**Exercise brief**
I'd like the entries repeated exactly, without their pictures.

○ ○ ○

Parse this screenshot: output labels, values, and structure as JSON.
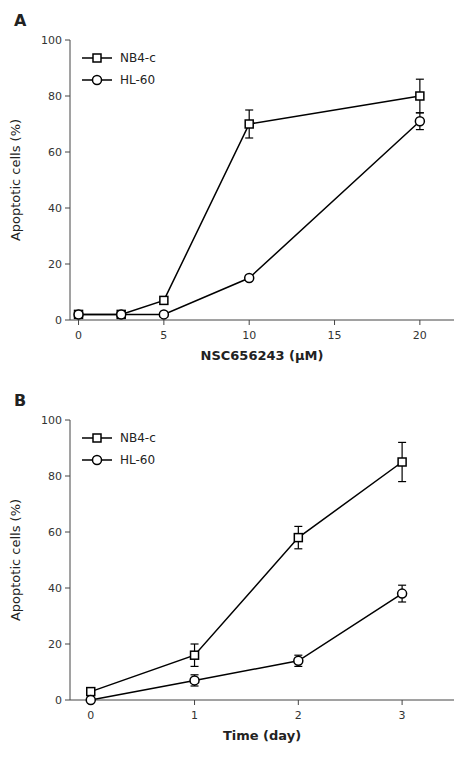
{
  "chart_data": [
    {
      "type": "line",
      "title": "A",
      "x_label": "NSC656243 (μM)",
      "y_label": "Apoptotic cells (%)",
      "x": [
        0,
        2.5,
        5,
        10,
        20
      ],
      "xlim": [
        -0.5,
        22
      ],
      "ylim": [
        0,
        100
      ],
      "xticks": [
        0,
        5,
        10,
        15,
        20
      ],
      "yticks": [
        0,
        20,
        40,
        60,
        80,
        100
      ],
      "legend": "upper left",
      "series": [
        {
          "name": "NB4-c",
          "color": "#000000",
          "marker": "square",
          "values": [
            2,
            2,
            7,
            70,
            80
          ],
          "yerr": [
            0,
            0,
            0,
            5,
            6
          ]
        },
        {
          "name": "HL-60",
          "color": "#000000",
          "marker": "circle",
          "values": [
            2,
            2,
            2,
            15,
            71
          ],
          "yerr": [
            0,
            0,
            0,
            0,
            3
          ]
        }
      ]
    },
    {
      "type": "line",
      "title": "B",
      "x_label": "Time (day)",
      "y_label": "Apoptotic cells (%)",
      "x": [
        0,
        1,
        2,
        3
      ],
      "xlim": [
        -0.2,
        3.5
      ],
      "ylim": [
        0,
        100
      ],
      "xticks": [
        0,
        1,
        2,
        3
      ],
      "yticks": [
        0,
        20,
        40,
        60,
        80,
        100
      ],
      "legend": "upper left",
      "series": [
        {
          "name": "NB4-c",
          "color": "#000000",
          "marker": "square",
          "values": [
            3,
            16,
            58,
            85
          ],
          "yerr": [
            0,
            4,
            4,
            7
          ]
        },
        {
          "name": "HL-60",
          "color": "#000000",
          "marker": "circle",
          "values": [
            0,
            7,
            14,
            38
          ],
          "yerr": [
            0,
            2,
            2,
            3
          ]
        }
      ]
    }
  ]
}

○ ○ ○

**Response box**
Parse this screenshot: output labels, values, and structure as JSON.
{
  "chart_data": [
    {
      "type": "line",
      "title": "A",
      "x_label": "NSC656243 (μM)",
      "y_label": "Apoptotic cells (%)",
      "x": [
        0,
        2.5,
        5,
        10,
        20
      ],
      "xlim": [
        -0.5,
        22
      ],
      "ylim": [
        0,
        100
      ],
      "xticks": [
        0,
        5,
        10,
        15,
        20
      ],
      "yticks": [
        0,
        20,
        40,
        60,
        80,
        100
      ],
      "legend": "upper left",
      "series": [
        {
          "name": "NB4-c",
          "color": "#000000",
          "marker": "square",
          "values": [
            2,
            2,
            7,
            70,
            80
          ],
          "yerr": [
            0,
            0,
            0,
            5,
            6
          ]
        },
        {
          "name": "HL-60",
          "color": "#000000",
          "marker": "circle",
          "values": [
            2,
            2,
            2,
            15,
            71
          ],
          "yerr": [
            0,
            0,
            0,
            0,
            3
          ]
        }
      ]
    },
    {
      "type": "line",
      "title": "B",
      "x_label": "Time (day)",
      "y_label": "Apoptotic cells (%)",
      "x": [
        0,
        1,
        2,
        3
      ],
      "xlim": [
        -0.2,
        3.5
      ],
      "ylim": [
        0,
        100
      ],
      "xticks": [
        0,
        1,
        2,
        3
      ],
      "yticks": [
        0,
        20,
        40,
        60,
        80,
        100
      ],
      "legend": "upper left",
      "series": [
        {
          "name": "NB4-c",
          "color": "#000000",
          "marker": "square",
          "values": [
            3,
            16,
            58,
            85
          ],
          "yerr": [
            0,
            4,
            4,
            7
          ]
        },
        {
          "name": "HL-60",
          "color": "#000000",
          "marker": "circle",
          "values": [
            0,
            7,
            14,
            38
          ],
          "yerr": [
            0,
            2,
            2,
            3
          ]
        }
      ]
    }
  ]
}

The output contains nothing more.